## Given passage

########

Where can I find a good read about bicubic interpolation and Lanczos resampling? - algorithm

I want to implement the two above mentioned image resampling algorithms (bicubic and Lanczos) in C++. I know that there are dozens of existing implementations out there, but I still want to make my own. I want to make it partly because I want to understand how they work, and partly because I want to give them some capabilities not found in mainstream implementations (like configurable multi-CPU support and progress reporting).
I tried reading Wikipedia, but the stuff is a bit too dry for me. Perhaps there are some nicer explanations of these algorithms? I couldn't find anything either on SO or Google.
Added: Seems like nobody can give me a good link about these topics. Can anyone at least try to explain them here?

The basic operation principle of both algorithms is pretty simple. They're both convolution filters. A convolution filter that for each output value moves the convolution functions point of origin to be centered on the output and then multiplies all the values in the input with the value of the convolution function at that location and adds them together.
One property of convolution is that the integral of the output is the product of the integrals of the two input functions. If you consider the input and output images, then the integral means average brightness and if you want the brightness to remain the same the integral of the convolution function needs to add up to one.
One way how to understand them is to think of the convolution function as something that shows how much input pixels influence the output pixel depending on their distance.

########

## Collected data
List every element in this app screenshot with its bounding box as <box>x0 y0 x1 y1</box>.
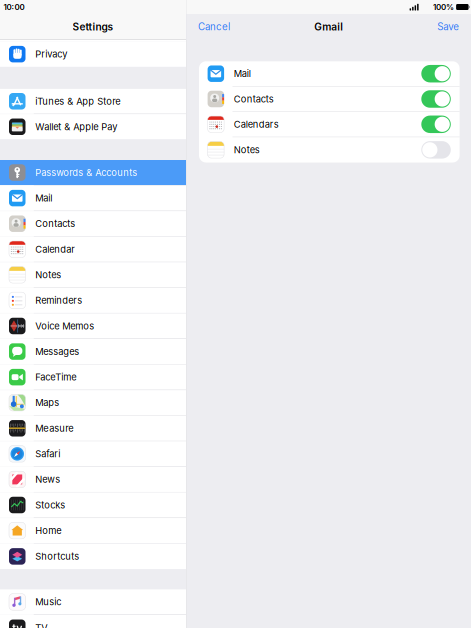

########

## Exercise task
For each statement below, say whether it agrees with the thread on bicubic and Lanczos resampling. Answer yes or no and quote the deciding words from the thread. 1. The asker wants progress reporting, which mainstream implementations lack. 2. Bicubic and Lanczos are both described as convolution filters. 3. To keep brightness unchanged, the integral of the convolution function must add up to zero.

## Finished exercise
1. Yes: "I want to give them some capabilities not found in mainstream implementations (like configurable multi-CPU support and progress reporting)"
2. Yes: "They're both convolution filters."
3. No: "if you want the brightness to remain the same the integral of the convolution function needs to add up to one."